►

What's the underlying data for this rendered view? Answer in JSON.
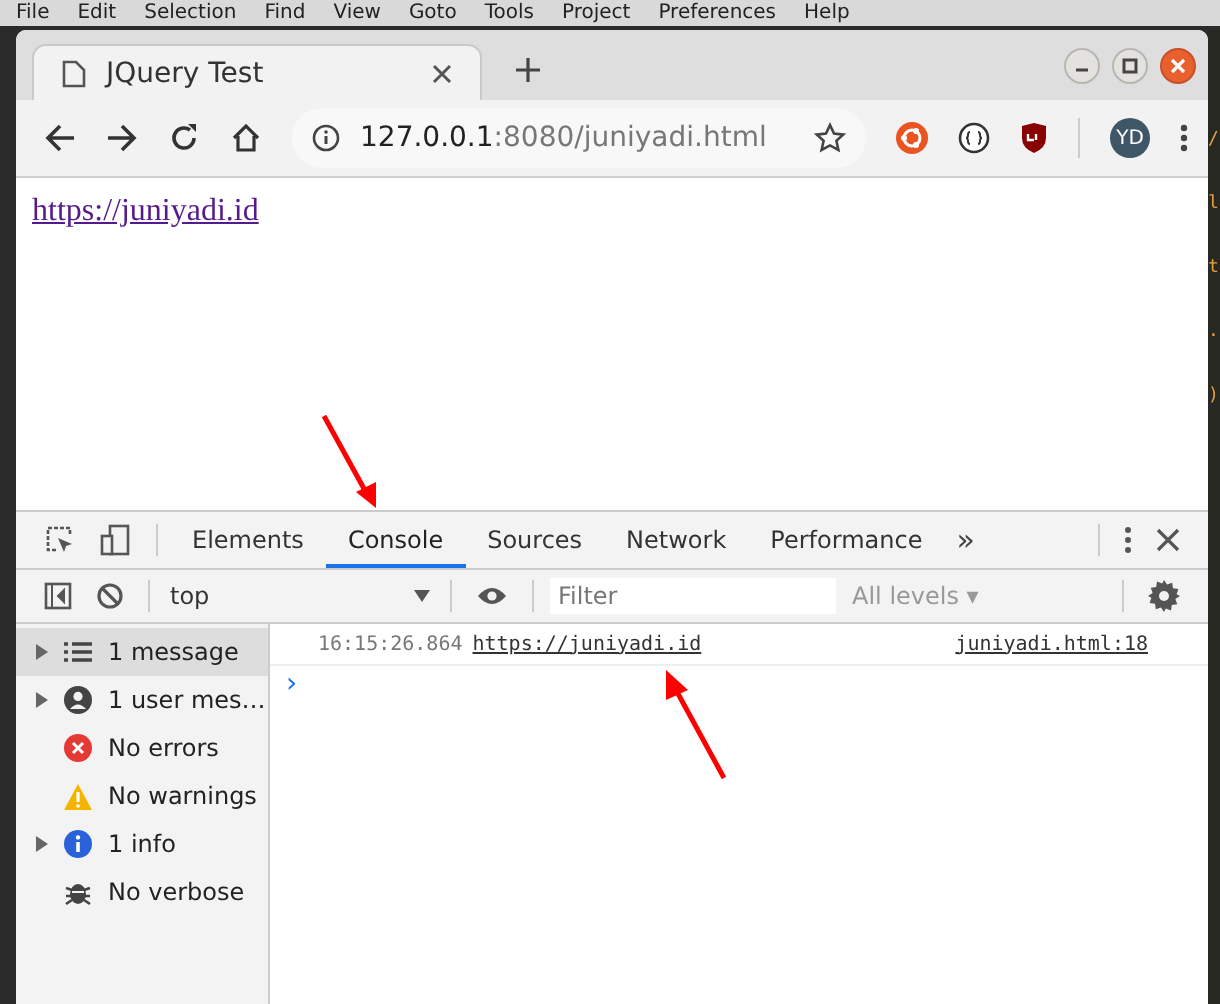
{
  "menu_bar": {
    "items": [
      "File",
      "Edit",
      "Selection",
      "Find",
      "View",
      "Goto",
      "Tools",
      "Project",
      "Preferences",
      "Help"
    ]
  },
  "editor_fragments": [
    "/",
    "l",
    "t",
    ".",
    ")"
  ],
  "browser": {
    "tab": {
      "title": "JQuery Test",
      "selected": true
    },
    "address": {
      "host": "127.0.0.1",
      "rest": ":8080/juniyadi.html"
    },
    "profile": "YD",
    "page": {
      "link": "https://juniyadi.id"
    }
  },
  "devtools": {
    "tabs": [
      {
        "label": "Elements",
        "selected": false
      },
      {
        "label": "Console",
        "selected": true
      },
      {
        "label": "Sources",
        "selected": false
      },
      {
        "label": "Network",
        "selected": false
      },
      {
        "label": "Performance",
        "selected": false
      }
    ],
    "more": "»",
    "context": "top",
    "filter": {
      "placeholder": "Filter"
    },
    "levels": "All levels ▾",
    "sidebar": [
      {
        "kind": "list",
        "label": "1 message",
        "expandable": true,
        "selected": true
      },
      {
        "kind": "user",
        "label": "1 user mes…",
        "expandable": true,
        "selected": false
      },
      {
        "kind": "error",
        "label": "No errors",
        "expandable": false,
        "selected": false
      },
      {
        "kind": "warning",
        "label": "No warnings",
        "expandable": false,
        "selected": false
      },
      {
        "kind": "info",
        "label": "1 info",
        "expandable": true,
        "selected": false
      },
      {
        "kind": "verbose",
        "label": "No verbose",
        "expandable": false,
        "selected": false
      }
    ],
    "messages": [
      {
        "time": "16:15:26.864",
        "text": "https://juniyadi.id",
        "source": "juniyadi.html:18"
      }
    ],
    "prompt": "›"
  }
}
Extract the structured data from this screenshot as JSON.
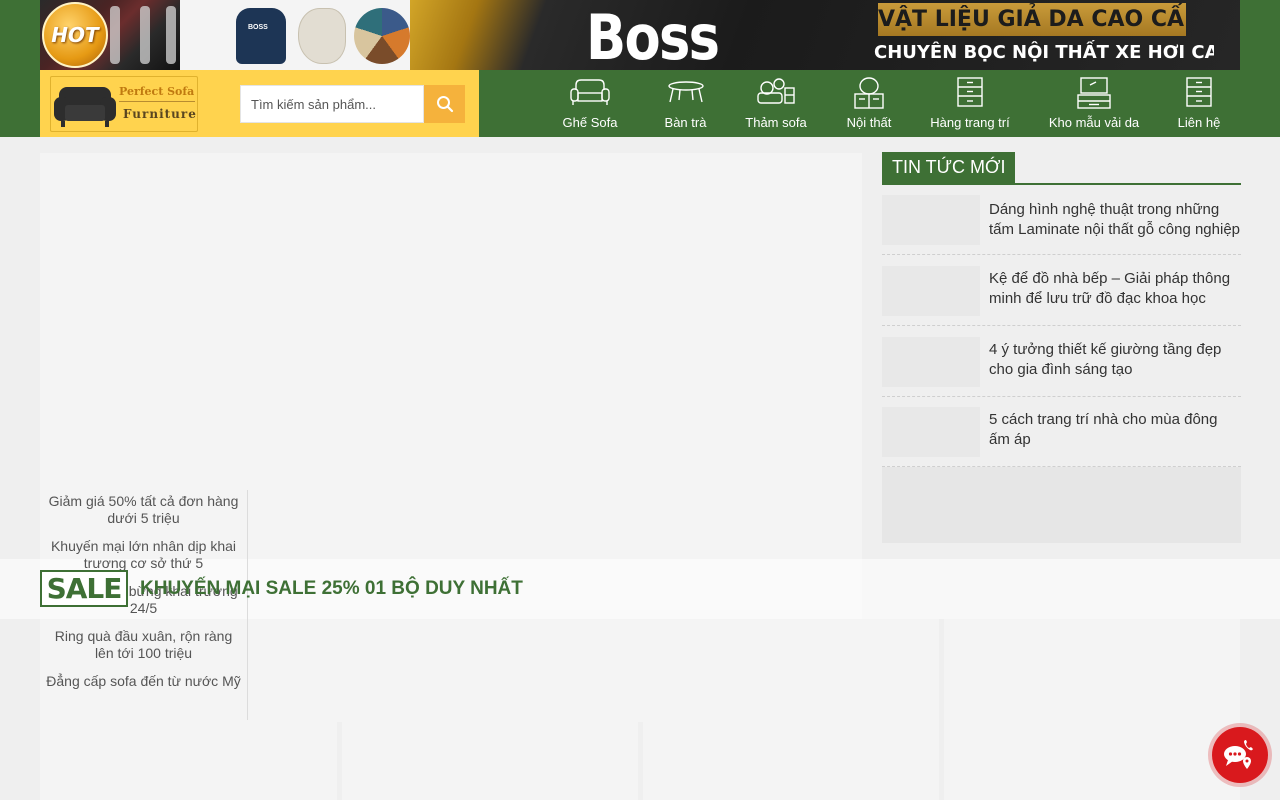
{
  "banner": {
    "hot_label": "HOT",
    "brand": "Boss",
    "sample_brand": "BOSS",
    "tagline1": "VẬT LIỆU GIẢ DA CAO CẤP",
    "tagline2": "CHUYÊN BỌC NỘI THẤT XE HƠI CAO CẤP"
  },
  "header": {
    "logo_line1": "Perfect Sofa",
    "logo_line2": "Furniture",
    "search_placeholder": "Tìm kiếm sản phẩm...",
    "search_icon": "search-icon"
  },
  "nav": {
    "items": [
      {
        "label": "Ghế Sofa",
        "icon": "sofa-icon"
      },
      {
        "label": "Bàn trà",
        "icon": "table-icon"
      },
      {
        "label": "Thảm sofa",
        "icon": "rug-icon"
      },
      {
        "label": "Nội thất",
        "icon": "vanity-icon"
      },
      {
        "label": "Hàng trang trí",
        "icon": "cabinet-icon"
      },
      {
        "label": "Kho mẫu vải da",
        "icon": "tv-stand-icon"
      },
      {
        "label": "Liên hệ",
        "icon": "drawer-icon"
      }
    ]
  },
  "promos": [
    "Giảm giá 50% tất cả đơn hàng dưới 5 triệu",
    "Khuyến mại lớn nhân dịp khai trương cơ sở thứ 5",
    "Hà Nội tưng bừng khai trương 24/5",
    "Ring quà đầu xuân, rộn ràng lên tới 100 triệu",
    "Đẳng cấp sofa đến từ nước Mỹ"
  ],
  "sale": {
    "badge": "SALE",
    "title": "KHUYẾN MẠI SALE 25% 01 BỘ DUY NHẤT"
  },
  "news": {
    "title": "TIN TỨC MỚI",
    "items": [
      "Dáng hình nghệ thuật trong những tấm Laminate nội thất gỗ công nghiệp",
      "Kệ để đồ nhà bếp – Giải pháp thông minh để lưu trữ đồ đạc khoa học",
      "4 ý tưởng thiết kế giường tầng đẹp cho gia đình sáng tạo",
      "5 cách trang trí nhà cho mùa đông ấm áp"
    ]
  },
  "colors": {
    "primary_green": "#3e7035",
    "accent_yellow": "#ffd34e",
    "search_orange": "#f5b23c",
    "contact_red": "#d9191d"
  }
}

◄

What to do:
Gather and copy every line of the data in which the string "icon" is found.

Solution for this exercise:
    "search_icon": "search-icon"
        "icon": "sofa-icon"
        "icon": "table-icon"
        "icon": "rug-icon"
        "icon": "vanity-icon"
        "icon": "cabinet-icon"
        "icon": "tv-stand-icon"
        "icon": "drawer-icon"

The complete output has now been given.